(Figure collection entries)
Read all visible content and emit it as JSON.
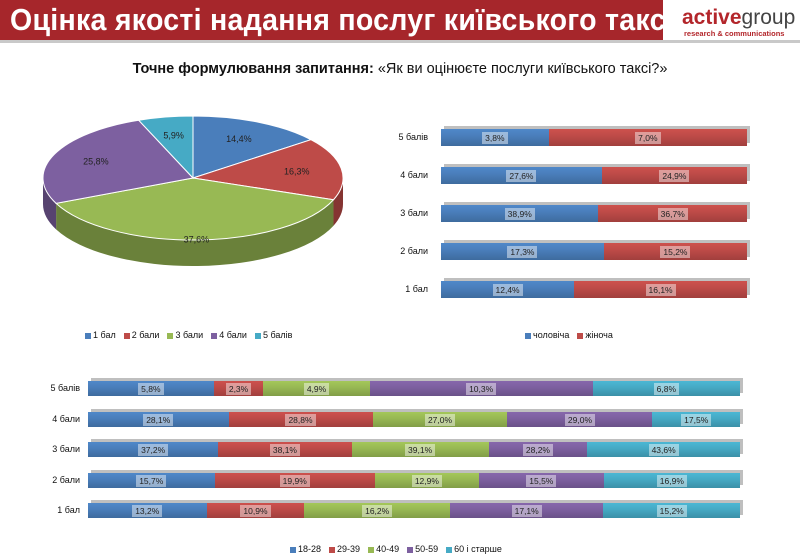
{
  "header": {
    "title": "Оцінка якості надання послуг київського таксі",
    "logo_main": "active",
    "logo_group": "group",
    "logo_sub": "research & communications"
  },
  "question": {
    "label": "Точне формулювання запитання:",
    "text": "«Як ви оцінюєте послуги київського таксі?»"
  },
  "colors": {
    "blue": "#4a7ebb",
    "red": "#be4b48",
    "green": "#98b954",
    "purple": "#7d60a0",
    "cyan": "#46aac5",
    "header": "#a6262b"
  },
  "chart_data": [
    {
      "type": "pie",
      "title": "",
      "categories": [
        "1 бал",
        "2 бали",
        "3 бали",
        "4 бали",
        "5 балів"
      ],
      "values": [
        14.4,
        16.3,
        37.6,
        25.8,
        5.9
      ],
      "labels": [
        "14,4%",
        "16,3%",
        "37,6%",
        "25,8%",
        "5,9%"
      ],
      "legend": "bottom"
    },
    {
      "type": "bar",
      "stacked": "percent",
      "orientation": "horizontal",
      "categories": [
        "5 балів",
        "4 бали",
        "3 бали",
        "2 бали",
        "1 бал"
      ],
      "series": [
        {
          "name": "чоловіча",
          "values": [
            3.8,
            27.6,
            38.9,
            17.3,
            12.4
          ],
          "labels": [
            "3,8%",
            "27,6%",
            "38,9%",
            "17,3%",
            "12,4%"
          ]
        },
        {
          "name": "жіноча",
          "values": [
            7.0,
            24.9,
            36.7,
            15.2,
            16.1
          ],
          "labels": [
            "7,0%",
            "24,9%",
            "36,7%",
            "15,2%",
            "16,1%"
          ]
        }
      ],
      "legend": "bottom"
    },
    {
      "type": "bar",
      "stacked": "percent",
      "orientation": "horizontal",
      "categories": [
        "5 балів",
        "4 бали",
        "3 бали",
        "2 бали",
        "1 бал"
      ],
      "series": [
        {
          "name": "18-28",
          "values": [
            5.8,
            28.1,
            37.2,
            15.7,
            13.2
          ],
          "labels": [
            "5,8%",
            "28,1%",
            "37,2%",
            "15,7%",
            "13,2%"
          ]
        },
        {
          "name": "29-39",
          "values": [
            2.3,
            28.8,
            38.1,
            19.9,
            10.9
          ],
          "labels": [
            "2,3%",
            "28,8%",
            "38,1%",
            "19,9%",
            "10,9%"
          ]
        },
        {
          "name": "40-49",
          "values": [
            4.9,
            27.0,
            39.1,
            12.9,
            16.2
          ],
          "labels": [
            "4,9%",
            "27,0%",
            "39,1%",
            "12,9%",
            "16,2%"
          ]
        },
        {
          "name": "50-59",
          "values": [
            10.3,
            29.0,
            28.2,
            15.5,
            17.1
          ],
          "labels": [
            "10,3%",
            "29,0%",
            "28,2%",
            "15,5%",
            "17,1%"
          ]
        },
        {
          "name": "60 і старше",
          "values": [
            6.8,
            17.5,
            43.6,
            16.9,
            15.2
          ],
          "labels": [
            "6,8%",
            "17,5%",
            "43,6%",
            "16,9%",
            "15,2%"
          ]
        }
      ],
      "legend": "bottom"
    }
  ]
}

§ Exercise directions: Tally the lines in the entries above that hold the word "title". Reply with nothing but that count.

§ Result for this exercise: 2